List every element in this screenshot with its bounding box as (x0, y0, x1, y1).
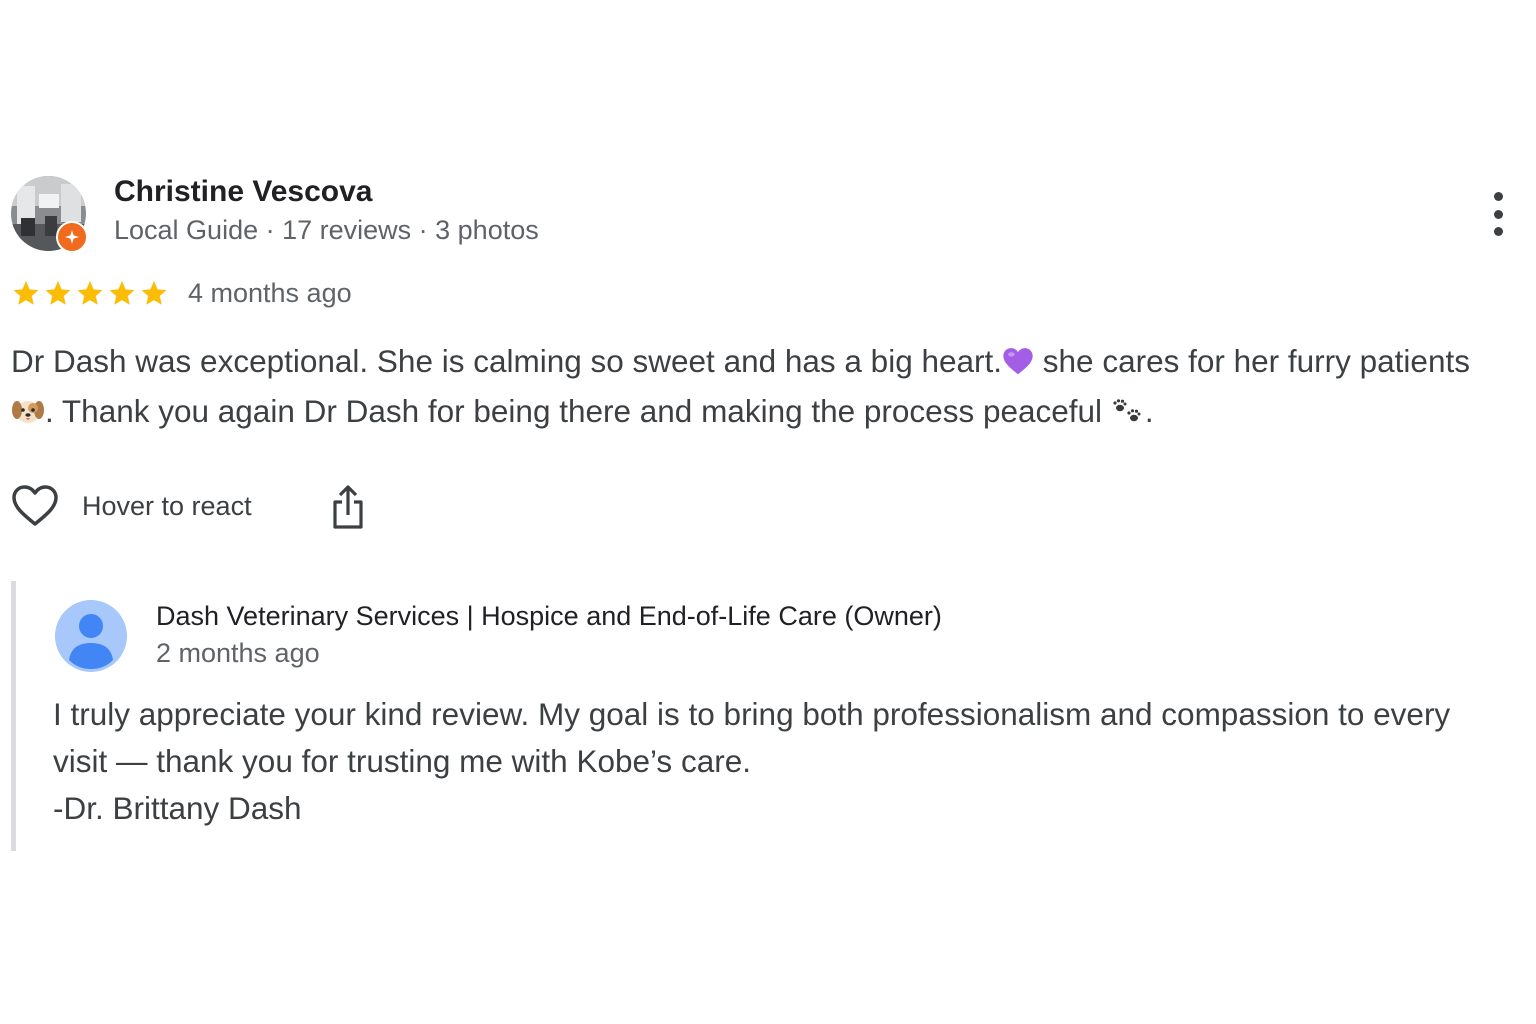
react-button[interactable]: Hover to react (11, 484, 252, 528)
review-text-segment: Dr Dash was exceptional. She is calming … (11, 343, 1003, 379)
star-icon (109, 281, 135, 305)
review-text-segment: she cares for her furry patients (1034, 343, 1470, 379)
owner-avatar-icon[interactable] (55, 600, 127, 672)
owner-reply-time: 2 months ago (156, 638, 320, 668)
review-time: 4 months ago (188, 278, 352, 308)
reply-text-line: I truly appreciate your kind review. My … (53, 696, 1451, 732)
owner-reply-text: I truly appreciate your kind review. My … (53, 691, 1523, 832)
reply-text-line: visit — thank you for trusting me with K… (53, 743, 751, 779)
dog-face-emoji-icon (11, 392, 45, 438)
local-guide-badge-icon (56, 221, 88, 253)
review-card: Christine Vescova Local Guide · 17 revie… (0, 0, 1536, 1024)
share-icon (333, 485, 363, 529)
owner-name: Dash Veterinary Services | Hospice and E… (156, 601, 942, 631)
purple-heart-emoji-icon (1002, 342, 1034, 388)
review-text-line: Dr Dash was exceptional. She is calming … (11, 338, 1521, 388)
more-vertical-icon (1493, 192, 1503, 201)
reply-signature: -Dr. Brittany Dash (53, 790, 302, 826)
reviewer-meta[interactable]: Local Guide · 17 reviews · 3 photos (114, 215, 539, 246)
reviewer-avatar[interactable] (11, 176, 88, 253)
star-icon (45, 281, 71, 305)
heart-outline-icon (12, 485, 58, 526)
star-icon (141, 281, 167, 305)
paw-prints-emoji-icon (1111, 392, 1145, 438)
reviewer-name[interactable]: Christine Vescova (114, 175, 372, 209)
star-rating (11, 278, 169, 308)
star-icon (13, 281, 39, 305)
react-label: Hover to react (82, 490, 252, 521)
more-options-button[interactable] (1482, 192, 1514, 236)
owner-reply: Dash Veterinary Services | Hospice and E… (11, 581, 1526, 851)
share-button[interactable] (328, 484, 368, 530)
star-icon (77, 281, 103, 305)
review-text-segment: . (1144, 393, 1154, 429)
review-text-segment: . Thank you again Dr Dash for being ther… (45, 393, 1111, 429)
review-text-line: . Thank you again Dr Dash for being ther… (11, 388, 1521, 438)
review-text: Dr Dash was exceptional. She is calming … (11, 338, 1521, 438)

----

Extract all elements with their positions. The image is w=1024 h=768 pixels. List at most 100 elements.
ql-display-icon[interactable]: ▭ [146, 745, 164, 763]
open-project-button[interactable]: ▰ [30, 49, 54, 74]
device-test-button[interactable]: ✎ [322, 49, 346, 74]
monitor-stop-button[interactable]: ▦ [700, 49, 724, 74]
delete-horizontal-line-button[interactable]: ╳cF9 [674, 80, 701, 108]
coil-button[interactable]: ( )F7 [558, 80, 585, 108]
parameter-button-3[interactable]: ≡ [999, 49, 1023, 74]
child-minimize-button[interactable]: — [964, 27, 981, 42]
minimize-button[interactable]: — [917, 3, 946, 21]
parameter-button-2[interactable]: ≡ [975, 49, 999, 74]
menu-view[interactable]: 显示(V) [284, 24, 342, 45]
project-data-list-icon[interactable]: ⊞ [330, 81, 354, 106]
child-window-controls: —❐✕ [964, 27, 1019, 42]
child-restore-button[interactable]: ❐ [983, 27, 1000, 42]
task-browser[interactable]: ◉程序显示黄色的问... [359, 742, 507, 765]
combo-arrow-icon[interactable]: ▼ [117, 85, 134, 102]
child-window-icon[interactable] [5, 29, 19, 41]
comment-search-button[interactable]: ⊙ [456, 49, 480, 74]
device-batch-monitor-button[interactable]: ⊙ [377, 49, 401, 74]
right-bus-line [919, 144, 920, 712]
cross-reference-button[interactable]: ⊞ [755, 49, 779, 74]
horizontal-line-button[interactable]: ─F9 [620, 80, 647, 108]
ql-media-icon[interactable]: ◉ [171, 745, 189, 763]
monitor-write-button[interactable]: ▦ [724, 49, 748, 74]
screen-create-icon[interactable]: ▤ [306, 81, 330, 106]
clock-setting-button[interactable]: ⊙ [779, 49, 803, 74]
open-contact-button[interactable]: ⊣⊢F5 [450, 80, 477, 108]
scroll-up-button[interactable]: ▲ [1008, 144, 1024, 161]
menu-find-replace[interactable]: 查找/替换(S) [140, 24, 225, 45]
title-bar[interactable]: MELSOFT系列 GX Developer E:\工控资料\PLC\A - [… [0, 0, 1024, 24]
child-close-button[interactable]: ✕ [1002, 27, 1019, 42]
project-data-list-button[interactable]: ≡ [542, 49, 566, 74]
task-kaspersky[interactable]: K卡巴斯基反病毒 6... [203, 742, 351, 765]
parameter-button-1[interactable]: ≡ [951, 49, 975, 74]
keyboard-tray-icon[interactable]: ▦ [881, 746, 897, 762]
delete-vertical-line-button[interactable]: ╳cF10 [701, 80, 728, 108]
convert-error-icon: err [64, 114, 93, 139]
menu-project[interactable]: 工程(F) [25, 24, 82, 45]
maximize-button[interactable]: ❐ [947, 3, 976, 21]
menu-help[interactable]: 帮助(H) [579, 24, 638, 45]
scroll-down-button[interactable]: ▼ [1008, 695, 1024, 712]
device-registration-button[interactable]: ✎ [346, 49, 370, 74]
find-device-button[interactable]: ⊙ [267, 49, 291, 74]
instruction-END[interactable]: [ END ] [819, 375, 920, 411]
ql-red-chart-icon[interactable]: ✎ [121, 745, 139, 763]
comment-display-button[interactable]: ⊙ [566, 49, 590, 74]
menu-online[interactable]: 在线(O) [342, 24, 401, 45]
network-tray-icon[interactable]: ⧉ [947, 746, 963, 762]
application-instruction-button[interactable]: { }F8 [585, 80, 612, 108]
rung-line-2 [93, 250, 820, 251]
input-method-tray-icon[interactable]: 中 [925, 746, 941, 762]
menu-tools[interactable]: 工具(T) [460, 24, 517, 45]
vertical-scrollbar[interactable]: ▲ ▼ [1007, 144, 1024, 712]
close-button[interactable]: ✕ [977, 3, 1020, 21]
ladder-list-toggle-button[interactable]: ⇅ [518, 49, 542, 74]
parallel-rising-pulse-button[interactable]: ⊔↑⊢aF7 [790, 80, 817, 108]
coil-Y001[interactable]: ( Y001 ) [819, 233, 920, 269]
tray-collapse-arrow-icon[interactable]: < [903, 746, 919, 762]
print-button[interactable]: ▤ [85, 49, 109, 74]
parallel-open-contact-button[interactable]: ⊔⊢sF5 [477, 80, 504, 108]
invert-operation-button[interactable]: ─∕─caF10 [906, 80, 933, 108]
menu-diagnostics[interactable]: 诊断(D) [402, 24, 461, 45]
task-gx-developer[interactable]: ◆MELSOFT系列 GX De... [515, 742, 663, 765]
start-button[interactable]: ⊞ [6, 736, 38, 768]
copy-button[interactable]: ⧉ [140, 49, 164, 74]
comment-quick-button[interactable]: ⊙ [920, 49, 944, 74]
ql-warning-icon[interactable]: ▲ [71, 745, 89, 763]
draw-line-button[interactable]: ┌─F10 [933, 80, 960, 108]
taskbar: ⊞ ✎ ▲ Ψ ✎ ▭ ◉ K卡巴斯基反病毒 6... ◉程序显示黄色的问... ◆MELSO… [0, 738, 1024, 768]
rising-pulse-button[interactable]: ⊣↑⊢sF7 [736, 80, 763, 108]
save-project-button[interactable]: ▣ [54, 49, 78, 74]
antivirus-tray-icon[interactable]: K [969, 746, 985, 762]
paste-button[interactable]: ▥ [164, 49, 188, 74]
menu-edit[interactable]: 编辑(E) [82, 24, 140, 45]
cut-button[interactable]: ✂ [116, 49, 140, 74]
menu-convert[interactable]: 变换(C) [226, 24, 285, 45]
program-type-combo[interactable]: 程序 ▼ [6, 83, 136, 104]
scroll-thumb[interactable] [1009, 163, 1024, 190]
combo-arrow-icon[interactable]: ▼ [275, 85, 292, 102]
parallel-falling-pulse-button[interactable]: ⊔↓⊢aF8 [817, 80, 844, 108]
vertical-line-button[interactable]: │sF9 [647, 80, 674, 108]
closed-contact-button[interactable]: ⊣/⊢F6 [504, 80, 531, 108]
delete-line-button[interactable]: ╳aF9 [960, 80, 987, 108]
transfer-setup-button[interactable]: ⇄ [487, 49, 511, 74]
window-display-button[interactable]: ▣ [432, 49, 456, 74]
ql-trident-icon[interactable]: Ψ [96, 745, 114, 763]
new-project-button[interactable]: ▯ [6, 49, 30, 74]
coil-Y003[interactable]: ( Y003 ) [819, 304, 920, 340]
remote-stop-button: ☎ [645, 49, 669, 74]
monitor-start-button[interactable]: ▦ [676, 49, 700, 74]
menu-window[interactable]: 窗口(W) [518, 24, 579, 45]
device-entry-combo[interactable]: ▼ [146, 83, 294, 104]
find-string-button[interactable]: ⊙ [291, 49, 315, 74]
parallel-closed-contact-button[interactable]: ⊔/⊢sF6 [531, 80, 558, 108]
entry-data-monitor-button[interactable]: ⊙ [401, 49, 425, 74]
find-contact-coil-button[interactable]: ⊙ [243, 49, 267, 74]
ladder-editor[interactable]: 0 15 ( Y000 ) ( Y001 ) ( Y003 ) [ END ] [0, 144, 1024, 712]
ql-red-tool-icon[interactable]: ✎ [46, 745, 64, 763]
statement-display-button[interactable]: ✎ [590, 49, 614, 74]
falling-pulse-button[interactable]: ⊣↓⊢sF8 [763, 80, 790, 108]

----

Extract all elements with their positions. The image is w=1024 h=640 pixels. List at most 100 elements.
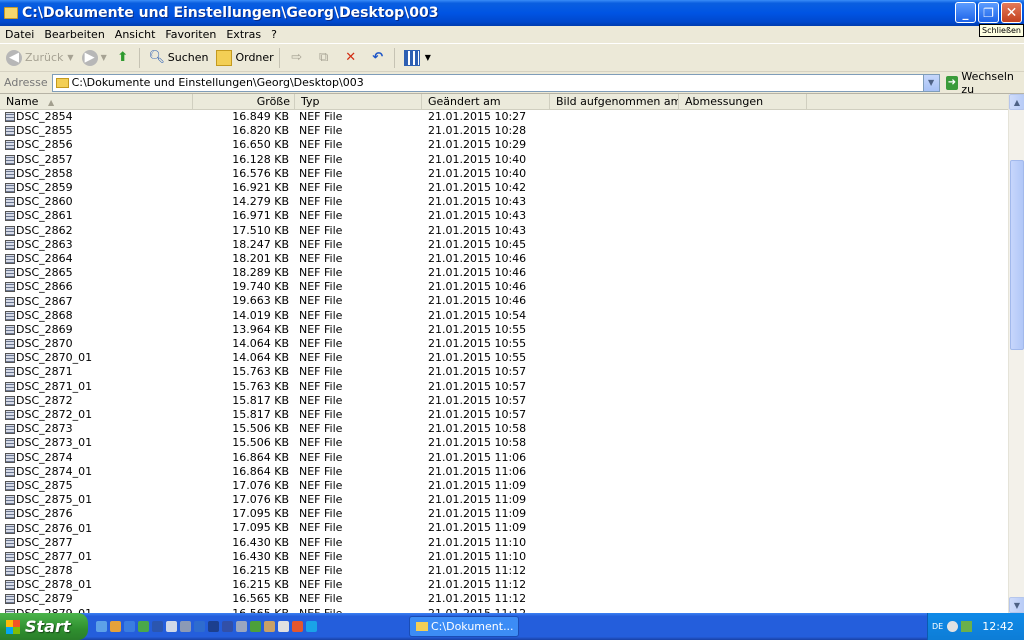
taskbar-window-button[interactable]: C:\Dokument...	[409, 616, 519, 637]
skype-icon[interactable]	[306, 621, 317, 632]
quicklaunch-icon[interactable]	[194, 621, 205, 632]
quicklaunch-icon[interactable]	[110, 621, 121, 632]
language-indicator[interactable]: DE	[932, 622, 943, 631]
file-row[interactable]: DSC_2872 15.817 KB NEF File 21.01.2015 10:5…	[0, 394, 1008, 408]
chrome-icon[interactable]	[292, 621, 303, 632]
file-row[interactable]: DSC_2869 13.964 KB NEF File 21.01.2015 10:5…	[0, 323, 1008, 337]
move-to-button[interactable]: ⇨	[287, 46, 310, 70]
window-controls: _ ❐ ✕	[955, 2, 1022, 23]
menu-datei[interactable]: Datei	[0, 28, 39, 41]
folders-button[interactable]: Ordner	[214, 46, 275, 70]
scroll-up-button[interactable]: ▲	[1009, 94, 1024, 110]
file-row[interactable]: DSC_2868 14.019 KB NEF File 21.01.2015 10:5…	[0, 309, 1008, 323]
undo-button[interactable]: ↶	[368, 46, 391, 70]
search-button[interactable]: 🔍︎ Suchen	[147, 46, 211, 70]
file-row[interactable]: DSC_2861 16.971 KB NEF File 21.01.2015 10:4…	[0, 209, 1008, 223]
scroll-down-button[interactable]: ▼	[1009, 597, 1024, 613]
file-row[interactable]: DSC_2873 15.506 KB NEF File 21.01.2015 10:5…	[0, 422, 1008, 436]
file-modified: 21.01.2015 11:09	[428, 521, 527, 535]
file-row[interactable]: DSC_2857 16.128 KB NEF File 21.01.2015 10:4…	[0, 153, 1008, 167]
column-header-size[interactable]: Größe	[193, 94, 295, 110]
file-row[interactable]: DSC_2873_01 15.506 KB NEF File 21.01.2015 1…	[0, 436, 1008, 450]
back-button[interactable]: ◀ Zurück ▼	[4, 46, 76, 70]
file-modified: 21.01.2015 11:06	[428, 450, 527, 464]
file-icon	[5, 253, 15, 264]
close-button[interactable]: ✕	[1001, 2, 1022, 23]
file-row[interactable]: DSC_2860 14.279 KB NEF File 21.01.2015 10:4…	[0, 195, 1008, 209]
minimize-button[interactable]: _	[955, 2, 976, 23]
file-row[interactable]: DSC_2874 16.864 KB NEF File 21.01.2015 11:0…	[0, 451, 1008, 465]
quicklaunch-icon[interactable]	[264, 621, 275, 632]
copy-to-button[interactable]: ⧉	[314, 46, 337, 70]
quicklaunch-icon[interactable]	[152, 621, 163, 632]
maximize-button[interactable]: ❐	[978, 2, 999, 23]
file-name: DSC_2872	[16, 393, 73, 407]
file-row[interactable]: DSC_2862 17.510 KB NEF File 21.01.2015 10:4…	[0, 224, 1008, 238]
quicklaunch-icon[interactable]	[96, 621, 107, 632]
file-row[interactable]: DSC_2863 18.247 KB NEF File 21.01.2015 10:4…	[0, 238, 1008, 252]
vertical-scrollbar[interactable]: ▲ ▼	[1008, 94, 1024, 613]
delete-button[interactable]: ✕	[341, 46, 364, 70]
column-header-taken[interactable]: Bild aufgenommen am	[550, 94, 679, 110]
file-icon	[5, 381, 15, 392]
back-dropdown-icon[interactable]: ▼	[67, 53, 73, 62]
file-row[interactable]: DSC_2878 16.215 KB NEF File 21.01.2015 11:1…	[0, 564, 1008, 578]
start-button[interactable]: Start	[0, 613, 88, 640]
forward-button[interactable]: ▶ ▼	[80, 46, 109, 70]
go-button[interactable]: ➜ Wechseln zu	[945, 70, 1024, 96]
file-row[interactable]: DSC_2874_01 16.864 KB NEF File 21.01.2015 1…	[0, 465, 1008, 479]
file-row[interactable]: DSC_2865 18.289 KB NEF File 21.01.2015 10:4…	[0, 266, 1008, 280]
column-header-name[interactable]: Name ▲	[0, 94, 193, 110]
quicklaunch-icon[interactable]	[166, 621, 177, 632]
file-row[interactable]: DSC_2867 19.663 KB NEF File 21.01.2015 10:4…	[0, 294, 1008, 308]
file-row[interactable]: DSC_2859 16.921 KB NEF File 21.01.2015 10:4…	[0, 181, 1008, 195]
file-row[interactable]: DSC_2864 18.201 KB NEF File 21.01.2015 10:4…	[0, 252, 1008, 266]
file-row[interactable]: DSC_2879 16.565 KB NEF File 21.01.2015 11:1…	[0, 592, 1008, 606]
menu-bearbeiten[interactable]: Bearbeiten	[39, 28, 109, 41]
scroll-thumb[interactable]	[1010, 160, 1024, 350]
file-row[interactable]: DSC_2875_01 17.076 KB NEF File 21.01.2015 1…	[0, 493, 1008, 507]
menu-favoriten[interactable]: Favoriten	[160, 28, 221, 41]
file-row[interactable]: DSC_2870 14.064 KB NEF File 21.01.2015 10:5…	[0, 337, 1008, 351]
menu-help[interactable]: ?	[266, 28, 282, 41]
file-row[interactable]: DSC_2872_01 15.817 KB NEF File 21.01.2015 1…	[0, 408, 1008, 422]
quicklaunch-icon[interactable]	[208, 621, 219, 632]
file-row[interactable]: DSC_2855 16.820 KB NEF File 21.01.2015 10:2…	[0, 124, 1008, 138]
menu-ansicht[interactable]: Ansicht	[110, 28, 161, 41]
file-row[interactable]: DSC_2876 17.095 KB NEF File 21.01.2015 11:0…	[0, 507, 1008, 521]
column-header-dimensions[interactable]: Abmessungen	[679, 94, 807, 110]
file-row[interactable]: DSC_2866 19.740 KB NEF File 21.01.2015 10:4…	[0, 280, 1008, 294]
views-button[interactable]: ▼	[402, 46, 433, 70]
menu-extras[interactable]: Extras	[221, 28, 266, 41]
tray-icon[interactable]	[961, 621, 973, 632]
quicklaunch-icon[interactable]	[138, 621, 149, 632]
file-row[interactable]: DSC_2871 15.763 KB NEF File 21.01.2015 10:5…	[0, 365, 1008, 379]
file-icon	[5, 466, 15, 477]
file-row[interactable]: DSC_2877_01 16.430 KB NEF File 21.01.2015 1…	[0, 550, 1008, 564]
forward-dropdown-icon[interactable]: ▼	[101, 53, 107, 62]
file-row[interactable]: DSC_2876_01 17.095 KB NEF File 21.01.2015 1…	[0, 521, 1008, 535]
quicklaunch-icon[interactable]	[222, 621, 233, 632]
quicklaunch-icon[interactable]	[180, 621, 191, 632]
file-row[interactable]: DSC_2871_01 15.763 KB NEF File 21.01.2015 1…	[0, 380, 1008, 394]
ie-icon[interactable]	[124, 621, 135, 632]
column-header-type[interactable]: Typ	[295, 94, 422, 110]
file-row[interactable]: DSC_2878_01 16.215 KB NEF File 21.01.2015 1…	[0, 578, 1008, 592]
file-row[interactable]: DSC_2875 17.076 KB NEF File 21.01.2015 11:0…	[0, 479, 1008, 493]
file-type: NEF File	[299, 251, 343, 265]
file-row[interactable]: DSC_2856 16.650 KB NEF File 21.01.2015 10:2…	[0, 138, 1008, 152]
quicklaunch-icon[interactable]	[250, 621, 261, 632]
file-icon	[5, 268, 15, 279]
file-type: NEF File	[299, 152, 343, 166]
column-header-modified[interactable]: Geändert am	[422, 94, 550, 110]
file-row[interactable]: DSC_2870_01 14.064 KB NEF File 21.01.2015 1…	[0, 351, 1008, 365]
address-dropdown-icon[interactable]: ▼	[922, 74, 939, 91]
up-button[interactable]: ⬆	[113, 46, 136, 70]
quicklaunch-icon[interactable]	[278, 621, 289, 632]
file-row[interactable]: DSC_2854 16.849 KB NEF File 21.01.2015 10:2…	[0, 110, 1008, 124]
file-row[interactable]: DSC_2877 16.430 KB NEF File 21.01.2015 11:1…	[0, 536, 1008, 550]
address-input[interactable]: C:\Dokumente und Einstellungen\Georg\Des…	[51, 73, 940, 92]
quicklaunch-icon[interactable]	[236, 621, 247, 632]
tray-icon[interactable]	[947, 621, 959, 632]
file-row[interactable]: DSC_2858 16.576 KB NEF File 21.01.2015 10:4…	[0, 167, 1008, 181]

----

What lines in the records above include the string "display"? Copy each one.

ql-display-icon[interactable]: ▭ [146, 745, 164, 763]
comment-display-button[interactable]: ⊙ [566, 49, 590, 74]
window-display-button[interactable]: ▣ [432, 49, 456, 74]
statement-display-button[interactable]: ✎ [590, 49, 614, 74]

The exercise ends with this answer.